Extracted records
---+---

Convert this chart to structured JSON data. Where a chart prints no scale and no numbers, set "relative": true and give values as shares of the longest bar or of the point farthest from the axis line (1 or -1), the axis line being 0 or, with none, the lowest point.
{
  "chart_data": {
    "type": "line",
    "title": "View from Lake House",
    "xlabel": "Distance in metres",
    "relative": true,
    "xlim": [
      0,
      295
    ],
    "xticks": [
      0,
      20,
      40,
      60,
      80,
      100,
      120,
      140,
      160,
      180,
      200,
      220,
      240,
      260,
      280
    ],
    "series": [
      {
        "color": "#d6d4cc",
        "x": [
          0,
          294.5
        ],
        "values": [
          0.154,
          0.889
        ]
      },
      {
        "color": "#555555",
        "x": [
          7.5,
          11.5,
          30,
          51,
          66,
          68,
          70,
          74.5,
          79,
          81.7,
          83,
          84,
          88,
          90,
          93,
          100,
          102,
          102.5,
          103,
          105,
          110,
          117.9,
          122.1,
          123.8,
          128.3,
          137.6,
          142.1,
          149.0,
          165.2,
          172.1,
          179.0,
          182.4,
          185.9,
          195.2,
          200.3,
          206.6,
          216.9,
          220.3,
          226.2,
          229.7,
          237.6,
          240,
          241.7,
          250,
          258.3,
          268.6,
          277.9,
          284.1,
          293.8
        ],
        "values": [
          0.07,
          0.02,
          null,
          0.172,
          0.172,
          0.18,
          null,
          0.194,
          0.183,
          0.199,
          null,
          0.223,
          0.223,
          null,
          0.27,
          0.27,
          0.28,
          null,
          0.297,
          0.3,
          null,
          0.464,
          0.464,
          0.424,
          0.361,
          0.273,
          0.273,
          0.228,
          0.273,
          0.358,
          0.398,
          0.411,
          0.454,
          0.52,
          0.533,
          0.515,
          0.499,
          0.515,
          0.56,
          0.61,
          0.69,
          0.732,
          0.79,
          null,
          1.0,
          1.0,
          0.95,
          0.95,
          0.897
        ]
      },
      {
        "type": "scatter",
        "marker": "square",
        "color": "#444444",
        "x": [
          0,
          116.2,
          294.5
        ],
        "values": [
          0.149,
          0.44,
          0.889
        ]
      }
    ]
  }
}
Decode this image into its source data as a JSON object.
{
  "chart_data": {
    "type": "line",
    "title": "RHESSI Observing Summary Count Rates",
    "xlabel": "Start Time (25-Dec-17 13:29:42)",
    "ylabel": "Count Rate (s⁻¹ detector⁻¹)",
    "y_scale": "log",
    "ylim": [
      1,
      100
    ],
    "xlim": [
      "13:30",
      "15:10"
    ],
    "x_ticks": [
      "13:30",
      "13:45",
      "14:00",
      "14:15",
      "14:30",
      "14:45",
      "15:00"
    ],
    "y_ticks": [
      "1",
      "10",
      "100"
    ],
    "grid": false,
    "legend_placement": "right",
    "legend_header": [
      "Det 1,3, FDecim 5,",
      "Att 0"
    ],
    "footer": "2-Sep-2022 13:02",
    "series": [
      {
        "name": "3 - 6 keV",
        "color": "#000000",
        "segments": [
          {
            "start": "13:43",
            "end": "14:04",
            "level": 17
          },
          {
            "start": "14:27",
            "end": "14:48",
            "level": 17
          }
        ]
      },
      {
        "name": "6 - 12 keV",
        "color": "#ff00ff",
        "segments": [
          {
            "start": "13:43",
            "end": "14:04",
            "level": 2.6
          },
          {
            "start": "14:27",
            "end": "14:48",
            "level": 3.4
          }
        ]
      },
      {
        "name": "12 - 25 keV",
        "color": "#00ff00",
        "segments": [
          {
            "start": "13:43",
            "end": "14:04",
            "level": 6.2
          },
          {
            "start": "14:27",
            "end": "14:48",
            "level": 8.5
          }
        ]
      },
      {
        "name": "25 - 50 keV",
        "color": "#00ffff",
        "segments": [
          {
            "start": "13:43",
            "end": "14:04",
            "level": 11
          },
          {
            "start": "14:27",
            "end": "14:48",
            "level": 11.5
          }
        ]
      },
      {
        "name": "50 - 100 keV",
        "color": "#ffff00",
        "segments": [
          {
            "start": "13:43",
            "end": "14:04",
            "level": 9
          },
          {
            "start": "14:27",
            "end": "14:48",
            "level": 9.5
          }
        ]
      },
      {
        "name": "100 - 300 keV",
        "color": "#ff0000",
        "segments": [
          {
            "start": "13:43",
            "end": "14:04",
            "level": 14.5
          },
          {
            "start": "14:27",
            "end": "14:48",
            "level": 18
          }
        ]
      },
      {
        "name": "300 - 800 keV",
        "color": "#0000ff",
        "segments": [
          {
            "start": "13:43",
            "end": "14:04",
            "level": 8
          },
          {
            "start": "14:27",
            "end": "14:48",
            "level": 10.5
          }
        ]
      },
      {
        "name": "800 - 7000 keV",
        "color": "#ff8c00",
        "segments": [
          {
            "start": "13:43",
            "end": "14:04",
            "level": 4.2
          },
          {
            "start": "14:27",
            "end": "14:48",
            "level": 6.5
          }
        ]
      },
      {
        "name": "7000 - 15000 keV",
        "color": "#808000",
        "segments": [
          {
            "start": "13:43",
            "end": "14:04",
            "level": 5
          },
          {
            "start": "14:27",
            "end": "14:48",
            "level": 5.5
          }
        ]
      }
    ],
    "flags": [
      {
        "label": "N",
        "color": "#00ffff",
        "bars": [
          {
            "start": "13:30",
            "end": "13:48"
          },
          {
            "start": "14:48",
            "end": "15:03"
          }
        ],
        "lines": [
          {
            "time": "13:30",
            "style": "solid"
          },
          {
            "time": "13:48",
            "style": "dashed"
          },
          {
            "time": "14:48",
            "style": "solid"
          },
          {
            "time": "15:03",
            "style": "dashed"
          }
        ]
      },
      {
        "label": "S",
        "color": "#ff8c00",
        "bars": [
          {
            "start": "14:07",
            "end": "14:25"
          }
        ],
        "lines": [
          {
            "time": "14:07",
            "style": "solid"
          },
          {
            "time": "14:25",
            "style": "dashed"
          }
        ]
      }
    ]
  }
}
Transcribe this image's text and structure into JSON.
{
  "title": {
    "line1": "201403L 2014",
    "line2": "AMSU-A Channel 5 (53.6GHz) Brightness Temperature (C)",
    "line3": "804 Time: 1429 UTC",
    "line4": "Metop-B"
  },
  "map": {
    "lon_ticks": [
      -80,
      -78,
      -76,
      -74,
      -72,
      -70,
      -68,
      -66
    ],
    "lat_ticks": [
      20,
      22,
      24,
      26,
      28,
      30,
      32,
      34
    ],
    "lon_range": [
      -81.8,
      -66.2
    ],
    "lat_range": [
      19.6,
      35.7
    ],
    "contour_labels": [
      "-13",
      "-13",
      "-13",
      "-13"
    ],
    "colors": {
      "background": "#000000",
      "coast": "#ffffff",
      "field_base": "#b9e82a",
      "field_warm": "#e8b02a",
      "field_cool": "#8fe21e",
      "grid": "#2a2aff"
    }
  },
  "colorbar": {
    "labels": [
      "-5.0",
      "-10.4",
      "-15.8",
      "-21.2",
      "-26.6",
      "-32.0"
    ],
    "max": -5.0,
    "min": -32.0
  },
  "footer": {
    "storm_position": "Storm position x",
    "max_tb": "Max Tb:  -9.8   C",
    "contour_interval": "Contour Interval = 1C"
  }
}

---+---

Word for word, extract all the records.

CORRECT RESULT
Convert this chart to structured JSON data. Where a chart prints no scale and no numbers, set "relative": true and give values as shares of the longest bar or of the point farthest from the axis line (1 or -1), the axis line being 0 or, with none, the lowest point.
{
  "chart_data": {
    "type": "line",
    "title": "View from Lake House",
    "xlabel": "Distance in metres",
    "relative": true,
    "xlim": [
      0,
      295
    ],
    "xticks": [
      0,
      20,
      40,
      60,
      80,
      100,
      120,
      140,
      160,
      180,
      200,
      220,
      240,
      260,
      280
    ],
    "series": [
      {
        "color": "#d6d4cc",
        "x": [
          0,
          294.5
        ],
        "values": [
          0.154,
          0.889
        ]
      },
      {
        "color": "#555555",
        "x": [
          7.5,
          11.5,
          30,
          51,
          66,
          68,
          70,
          74.5,
          79,
          81.7,
          83,
          84,
          88,
          90,
          93,
          100,
          102,
          102.5,
          103,
          105,
          110,
          117.9,
          122.1,
          123.8,
          128.3,
          137.6,
          142.1,
          149.0,
          165.2,
          172.1,
          179.0,
          182.4,
          185.9,
          195.2,
          200.3,
          206.6,
          216.9,
          220.3,
          226.2,
          229.7,
          237.6,
          240,
          241.7,
          250,
          258.3,
          268.6,
          277.9,
          284.1,
          293.8
        ],
        "values": [
          0.07,
          0.02,
          null,
          0.172,
          0.172,
          0.18,
          null,
          0.194,
          0.183,
          0.199,
          null,
          0.223,
          0.223,
          null,
          0.27,
          0.27,
          0.28,
          null,
          0.297,
          0.3,
          null,
          0.464,
          0.464,
          0.424,
          0.361,
          0.273,
          0.273,
          0.228,
          0.273,
          0.358,
          0.398,
          0.411,
          0.454,
          0.52,
          0.533,
          0.515,
          0.499,
          0.515,
          0.56,
          0.61,
          0.69,
          0.732,
          0.79,
          null,
          1.0,
          1.0,
          0.95,
          0.95,
          0.897
        ]
      },
      {
        "type": "scatter",
        "marker": "square",
        "color": "#444444",
        "x": [
          0,
          116.2,
          294.5
        ],
        "values": [
          0.149,
          0.44,
          0.889
        ]
      }
    ]
  }
}
Decode this image into its source data as a JSON object.
{
  "chart_data": {
    "type": "line",
    "title": "RHESSI Observing Summary Count Rates",
    "xlabel": "Start Time (25-Dec-17 13:29:42)",
    "ylabel": "Count Rate (s⁻¹ detector⁻¹)",
    "y_scale": "log",
    "ylim": [
      1,
      100
    ],
    "xlim": [
      "13:30",
      "15:10"
    ],
    "x_ticks": [
      "13:30",
      "13:45",
      "14:00",
      "14:15",
      "14:30",
      "14:45",
      "15:00"
    ],
    "y_ticks": [
      "1",
      "10",
      "100"
    ],
    "grid": false,
    "legend_placement": "right",
    "legend_header": [
      "Det 1,3, FDecim 5,",
      "Att 0"
    ],
    "footer": "2-Sep-2022 13:02",
    "series": [
      {
        "name": "3 - 6 keV",
        "color": "#000000",
        "segments": [
          {
            "start": "13:43",
            "end": "14:04",
            "level": 17
          },
          {
            "start": "14:27",
            "end": "14:48",
            "level": 17
          }
        ]
      },
      {
        "name": "6 - 12 keV",
        "color": "#ff00ff",
        "segments": [
          {
            "start": "13:43",
            "end": "14:04",
            "level": 2.6
          },
          {
            "start": "14:27",
            "end": "14:48",
            "level": 3.4
          }
        ]
      },
      {
        "name": "12 - 25 keV",
        "color": "#00ff00",
        "segments": [
          {
            "start": "13:43",
            "end": "14:04",
            "level": 6.2
          },
          {
            "start": "14:27",
            "end": "14:48",
            "level": 8.5
          }
        ]
      },
      {
        "name": "25 - 50 keV",
        "color": "#00ffff",
        "segments": [
          {
            "start": "13:43",
            "end": "14:04",
            "level": 11
          },
          {
            "start": "14:27",
            "end": "14:48",
            "level": 11.5
          }
        ]
      },
      {
        "name": "50 - 100 keV",
        "color": "#ffff00",
        "segments": [
          {
            "start": "13:43",
            "end": "14:04",
            "level": 9
          },
          {
            "start": "14:27",
            "end": "14:48",
            "level": 9.5
          }
        ]
      },
      {
        "name": "100 - 300 keV",
        "color": "#ff0000",
        "segments": [
          {
            "start": "13:43",
            "end": "14:04",
            "level": 14.5
          },
          {
            "start": "14:27",
            "end": "14:48",
            "level": 18
          }
        ]
      },
      {
        "name": "300 - 800 keV",
        "color": "#0000ff",
        "segments": [
          {
            "start": "13:43",
            "end": "14:04",
            "level": 8
          },
          {
            "start": "14:27",
            "end": "14:48",
            "level": 10.5
          }
        ]
      },
      {
        "name": "800 - 7000 keV",
        "color": "#ff8c00",
        "segments": [
          {
            "start": "13:43",
            "end": "14:04",
            "level": 4.2
          },
          {
            "start": "14:27",
            "end": "14:48",
            "level": 6.5
          }
        ]
      },
      {
        "name": "7000 - 15000 keV",
        "color": "#808000",
        "segments": [
          {
            "start": "13:43",
            "end": "14:04",
            "level": 5
          },
          {
            "start": "14:27",
            "end": "14:48",
            "level": 5.5
          }
        ]
      }
    ],
    "flags": [
      {
        "label": "N",
        "color": "#00ffff",
        "bars": [
          {
            "start": "13:30",
            "end": "13:48"
          },
          {
            "start": "14:48",
            "end": "15:03"
          }
        ],
        "lines": [
          {
            "time": "13:30",
            "style": "solid"
          },
          {
            "time": "13:48",
            "style": "dashed"
          },
          {
            "time": "14:48",
            "style": "solid"
          },
          {
            "time": "15:03",
            "style": "dashed"
          }
        ]
      },
      {
        "label": "S",
        "color": "#ff8c00",
        "bars": [
          {
            "start": "14:07",
            "end": "14:25"
          }
        ],
        "lines": [
          {
            "time": "14:07",
            "style": "solid"
          },
          {
            "time": "14:25",
            "style": "dashed"
          }
        ]
      }
    ]
  }
}
Transcribe this image's text and structure into JSON.
{
  "title": {
    "line1": "201403L 2014",
    "line2": "AMSU-A Channel 5 (53.6GHz) Brightness Temperature (C)",
    "line3": "804 Time: 1429 UTC",
    "line4": "Metop-B"
  },
  "map": {
    "lon_ticks": [
      -80,
      -78,
      -76,
      -74,
      -72,
      -70,
      -68,
      -66
    ],
    "lat_ticks": [
      20,
      22,
      24,
      26,
      28,
      30,
      32,
      34
    ],
    "lon_range": [
      -81.8,
      -66.2
    ],
    "lat_range": [
      19.6,
      35.7
    ],
    "contour_labels": [
      "-13",
      "-13",
      "-13",
      "-13"
    ],
    "colors": {
      "background": "#000000",
      "coast": "#ffffff",
      "field_base": "#b9e82a",
      "field_warm": "#e8b02a",
      "field_cool": "#8fe21e",
      "grid": "#2a2aff"
    }
  },
  "colorbar": {
    "labels": [
      "-5.0",
      "-10.4",
      "-15.8",
      "-21.2",
      "-26.6",
      "-32.0"
    ],
    "max": -5.0,
    "min": -32.0
  },
  "footer": {
    "storm_position": "Storm position x",
    "max_tb": "Max Tb:  -9.8   C",
    "contour_interval": "Contour Interval = 1C"
  }
}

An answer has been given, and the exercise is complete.